> Annotated element entries:
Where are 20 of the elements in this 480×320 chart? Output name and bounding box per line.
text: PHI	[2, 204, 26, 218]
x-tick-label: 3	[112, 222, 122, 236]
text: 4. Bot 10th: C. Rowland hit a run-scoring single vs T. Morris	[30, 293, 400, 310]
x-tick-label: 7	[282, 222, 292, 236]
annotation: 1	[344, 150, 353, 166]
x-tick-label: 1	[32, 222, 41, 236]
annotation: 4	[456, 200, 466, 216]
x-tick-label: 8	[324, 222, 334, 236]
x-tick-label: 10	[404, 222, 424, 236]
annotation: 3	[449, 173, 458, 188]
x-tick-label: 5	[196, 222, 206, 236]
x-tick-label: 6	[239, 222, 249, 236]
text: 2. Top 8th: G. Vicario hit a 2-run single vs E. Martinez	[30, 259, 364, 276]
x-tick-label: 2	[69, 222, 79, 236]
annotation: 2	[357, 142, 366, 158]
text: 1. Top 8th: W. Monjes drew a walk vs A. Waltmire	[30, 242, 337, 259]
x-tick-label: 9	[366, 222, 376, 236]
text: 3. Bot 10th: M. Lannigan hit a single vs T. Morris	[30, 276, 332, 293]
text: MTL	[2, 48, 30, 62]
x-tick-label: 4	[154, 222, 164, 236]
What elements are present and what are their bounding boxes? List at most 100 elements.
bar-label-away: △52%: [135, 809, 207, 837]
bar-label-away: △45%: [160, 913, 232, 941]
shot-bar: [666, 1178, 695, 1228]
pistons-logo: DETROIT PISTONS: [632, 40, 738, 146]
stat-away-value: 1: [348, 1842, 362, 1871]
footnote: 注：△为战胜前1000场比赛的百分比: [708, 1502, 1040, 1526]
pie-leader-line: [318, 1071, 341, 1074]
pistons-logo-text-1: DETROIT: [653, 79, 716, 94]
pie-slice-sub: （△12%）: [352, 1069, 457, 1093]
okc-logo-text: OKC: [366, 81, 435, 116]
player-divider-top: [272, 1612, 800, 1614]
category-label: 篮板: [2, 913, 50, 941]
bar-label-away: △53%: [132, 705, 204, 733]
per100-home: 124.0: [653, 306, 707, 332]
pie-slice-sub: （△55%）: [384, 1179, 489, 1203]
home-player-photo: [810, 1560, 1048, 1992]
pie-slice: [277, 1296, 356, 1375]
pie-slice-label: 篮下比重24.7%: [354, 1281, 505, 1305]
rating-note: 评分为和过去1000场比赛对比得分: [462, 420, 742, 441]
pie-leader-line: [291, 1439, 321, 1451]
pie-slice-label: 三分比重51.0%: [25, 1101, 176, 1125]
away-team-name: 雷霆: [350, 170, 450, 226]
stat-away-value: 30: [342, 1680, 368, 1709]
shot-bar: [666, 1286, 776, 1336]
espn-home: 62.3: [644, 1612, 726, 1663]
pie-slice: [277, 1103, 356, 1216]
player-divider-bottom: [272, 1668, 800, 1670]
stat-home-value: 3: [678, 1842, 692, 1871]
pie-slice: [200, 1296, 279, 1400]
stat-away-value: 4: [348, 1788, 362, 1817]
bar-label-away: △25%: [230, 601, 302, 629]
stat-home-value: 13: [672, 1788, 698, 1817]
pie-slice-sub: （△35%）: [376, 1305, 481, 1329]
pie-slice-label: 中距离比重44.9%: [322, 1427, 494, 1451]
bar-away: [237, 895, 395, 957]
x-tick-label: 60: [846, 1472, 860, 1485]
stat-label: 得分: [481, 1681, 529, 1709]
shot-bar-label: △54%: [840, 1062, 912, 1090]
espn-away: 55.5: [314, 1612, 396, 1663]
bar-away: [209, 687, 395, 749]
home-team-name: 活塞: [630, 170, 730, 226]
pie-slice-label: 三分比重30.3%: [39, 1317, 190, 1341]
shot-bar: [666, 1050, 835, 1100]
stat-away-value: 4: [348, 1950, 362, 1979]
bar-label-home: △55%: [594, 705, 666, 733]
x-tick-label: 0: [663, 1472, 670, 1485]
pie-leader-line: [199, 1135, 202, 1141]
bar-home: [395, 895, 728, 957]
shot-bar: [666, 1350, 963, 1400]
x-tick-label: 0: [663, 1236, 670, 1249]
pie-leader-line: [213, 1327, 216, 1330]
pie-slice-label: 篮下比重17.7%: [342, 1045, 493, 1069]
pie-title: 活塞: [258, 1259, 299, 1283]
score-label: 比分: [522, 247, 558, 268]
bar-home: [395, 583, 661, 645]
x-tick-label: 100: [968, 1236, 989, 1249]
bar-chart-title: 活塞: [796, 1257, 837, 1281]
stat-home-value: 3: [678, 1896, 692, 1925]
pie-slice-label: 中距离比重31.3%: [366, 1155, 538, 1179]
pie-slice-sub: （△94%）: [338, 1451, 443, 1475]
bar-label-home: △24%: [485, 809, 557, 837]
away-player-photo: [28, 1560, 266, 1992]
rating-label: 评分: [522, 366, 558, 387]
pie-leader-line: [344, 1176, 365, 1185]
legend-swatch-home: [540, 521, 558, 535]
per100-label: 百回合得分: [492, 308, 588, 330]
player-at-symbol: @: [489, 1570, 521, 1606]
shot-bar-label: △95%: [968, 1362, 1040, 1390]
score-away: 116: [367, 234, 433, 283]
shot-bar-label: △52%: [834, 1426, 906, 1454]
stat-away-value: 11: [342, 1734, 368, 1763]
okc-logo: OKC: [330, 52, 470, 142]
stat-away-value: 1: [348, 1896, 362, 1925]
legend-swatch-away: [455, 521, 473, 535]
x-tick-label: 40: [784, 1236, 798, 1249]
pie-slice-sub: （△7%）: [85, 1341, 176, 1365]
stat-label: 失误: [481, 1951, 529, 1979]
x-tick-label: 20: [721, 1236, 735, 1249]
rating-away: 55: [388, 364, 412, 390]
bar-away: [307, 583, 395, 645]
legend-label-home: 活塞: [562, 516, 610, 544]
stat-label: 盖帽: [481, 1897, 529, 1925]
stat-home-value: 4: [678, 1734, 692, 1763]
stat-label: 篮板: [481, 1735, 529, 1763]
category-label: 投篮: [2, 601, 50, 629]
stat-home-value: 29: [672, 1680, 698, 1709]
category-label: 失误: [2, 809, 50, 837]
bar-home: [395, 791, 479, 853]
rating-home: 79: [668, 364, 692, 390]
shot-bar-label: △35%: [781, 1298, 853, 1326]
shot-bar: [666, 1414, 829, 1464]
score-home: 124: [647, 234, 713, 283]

> Task objective: Convert the items into a Markdown table with the columns Row and Line. Include everything from the start of the items through the line containing "bar-label-away: △52%: [135, 809, 207, 837]", give each line its own row and skip blank lines.

> Result of this task:
| Row | Line |
|---|---|
| 1 | Where are 20 of the elements in this 480×320 chart? Output name and bounding box per line. |
| 2 | text: PHI	[2, 204, 26, 218] |
| 3 | x-tick-label: 3	[112, 222, 122, 236] |
| 4 | text: 4. Bot 10th: C. Rowland hit a run-scoring single vs T. Morris	[30, 293, 400, 310] |
| 5 | x-tick-label: 7	[282, 222, 292, 236] |
| 6 | annotation: 1	[344, 150, 353, 166] |
| 7 | x-tick-label: 1	[32, 222, 41, 236] |
| 8 | annotation: 4	[456, 200, 466, 216] |
| 9 | x-tick-label: 8	[324, 222, 334, 236] |
| 10 | x-tick-label: 10	[404, 222, 424, 236] |
| 11 | annotation: 3	[449, 173, 458, 188] |
| 12 | x-tick-label: 5	[196, 222, 206, 236] |
| 13 | x-tick-label: 6	[239, 222, 249, 236] |
| 14 | text: 2. Top 8th: G. Vicario hit a 2-run single vs E. Martinez	[30, 259, 364, 276] |
| 15 | x-tick-label: 2	[69, 222, 79, 236] |
| 16 | annotation: 2	[357, 142, 366, 158] |
| 17 | text: 1. Top 8th: W. Monjes drew a walk vs A. Waltmire	[30, 242, 337, 259] |
| 18 | x-tick-label: 9	[366, 222, 376, 236] |
| 19 | text: 3. Bot 10th: M. Lannigan hit a single vs T. Morris	[30, 276, 332, 293] |
| 20 | text: MTL	[2, 48, 30, 62] |
| 21 | x-tick-label: 4	[154, 222, 164, 236] |
| 22 | What elements are present and what are their bounding boxes? List at most 100 elements. |
| 23 | bar-label-away: △52%: [135, 809, 207, 837] |